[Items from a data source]

§ §

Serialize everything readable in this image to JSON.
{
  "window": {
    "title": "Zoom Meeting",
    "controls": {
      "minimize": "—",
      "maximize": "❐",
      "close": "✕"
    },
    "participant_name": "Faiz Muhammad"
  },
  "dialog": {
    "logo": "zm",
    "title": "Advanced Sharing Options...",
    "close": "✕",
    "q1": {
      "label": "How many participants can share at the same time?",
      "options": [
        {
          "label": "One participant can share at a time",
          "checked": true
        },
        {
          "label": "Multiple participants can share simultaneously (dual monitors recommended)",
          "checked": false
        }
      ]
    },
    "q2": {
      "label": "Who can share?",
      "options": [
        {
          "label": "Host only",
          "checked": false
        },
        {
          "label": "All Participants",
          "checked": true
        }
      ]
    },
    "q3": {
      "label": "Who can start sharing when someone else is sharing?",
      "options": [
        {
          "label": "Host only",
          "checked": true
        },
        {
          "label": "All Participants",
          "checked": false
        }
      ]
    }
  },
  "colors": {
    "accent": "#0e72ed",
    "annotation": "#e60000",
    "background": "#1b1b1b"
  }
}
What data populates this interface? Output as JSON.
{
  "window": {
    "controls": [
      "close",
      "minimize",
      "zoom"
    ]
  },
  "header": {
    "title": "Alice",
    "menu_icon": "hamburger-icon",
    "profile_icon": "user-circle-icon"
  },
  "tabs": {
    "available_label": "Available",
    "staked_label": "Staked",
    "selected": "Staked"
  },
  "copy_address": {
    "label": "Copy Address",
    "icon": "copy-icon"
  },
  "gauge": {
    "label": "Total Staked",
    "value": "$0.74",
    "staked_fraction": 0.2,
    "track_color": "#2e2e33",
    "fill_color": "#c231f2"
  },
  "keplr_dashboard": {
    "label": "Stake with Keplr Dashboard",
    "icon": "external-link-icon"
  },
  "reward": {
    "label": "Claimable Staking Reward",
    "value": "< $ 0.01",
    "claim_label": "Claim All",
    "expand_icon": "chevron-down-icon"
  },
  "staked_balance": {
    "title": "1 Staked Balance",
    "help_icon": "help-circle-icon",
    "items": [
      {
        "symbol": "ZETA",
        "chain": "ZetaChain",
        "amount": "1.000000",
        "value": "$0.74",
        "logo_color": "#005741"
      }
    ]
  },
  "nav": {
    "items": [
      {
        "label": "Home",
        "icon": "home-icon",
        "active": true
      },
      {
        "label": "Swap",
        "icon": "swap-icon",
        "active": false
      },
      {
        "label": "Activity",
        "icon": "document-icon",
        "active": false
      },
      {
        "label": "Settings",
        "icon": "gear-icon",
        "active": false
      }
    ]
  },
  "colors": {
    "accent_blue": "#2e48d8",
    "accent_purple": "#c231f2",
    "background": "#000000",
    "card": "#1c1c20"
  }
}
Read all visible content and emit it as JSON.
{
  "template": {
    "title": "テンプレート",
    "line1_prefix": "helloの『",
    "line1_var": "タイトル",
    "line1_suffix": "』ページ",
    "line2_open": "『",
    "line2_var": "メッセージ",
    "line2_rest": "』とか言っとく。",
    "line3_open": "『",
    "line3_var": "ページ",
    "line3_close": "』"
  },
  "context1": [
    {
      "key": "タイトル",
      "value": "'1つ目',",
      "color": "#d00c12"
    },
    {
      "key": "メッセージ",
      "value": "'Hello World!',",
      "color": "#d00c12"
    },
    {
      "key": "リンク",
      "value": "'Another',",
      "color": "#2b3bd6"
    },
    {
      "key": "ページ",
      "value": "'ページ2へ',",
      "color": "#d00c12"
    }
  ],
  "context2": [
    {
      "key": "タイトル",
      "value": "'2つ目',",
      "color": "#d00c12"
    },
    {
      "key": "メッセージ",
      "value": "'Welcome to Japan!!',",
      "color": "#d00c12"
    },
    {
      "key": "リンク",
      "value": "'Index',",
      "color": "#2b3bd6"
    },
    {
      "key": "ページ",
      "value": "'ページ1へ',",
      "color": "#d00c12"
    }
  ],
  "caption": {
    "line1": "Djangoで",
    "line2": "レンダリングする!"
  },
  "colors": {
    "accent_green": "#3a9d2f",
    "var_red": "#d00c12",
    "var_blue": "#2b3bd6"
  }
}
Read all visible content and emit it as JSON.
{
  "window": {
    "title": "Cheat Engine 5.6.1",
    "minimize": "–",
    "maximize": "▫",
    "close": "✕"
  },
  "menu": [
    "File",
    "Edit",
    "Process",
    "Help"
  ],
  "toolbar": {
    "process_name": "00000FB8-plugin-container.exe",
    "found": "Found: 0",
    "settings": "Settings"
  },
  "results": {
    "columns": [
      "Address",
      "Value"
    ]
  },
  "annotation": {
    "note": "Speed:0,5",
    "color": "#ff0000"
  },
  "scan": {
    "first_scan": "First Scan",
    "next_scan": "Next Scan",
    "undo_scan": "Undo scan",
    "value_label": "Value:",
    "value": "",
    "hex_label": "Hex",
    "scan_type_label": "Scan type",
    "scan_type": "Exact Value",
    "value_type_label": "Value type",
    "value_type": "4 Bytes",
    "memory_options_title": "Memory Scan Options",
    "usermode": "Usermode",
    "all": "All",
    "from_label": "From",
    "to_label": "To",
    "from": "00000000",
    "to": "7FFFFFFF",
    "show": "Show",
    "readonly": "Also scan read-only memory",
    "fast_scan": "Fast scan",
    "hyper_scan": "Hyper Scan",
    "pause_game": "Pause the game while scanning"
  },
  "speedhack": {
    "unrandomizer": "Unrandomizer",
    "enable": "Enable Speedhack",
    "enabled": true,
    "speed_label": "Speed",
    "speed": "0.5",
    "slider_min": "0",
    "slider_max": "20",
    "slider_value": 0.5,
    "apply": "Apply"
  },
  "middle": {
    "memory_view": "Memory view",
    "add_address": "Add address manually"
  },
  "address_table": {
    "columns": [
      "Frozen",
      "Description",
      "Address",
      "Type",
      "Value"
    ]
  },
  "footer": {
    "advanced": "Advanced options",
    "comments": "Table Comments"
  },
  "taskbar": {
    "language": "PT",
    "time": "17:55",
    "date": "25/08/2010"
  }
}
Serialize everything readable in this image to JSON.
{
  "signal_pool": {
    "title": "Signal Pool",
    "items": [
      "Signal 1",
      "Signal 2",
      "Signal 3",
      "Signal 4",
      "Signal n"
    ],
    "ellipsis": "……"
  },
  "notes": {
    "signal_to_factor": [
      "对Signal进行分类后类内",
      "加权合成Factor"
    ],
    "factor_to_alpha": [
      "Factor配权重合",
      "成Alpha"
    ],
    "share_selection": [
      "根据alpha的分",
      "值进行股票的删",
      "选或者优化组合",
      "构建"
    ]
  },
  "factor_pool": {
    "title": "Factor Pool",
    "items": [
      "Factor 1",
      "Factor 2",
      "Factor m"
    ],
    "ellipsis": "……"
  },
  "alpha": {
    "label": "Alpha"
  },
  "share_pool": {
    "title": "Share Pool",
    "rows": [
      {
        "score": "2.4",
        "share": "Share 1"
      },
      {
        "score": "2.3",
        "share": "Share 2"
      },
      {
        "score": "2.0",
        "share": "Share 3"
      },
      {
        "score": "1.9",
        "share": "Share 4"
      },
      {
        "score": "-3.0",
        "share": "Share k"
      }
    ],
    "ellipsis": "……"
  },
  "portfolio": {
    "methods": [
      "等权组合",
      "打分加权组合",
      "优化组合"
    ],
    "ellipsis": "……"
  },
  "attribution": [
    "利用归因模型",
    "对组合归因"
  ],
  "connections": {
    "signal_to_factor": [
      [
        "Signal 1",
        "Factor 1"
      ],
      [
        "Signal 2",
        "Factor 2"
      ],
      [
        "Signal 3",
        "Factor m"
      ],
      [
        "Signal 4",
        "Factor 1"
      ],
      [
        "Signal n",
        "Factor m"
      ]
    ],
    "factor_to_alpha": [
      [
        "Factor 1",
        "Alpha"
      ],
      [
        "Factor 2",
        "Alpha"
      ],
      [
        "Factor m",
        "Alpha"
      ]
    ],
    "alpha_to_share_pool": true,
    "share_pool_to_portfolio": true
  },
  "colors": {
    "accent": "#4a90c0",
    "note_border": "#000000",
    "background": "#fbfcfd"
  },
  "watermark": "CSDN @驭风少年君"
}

§ §

• _Written request_: Go through the records above, find every line with the word "time", and list those lines.

• _Result_:
      "label": "How many participants can share at the same time?",
          "label": "One participant can share at a time",
    "time": "17:55",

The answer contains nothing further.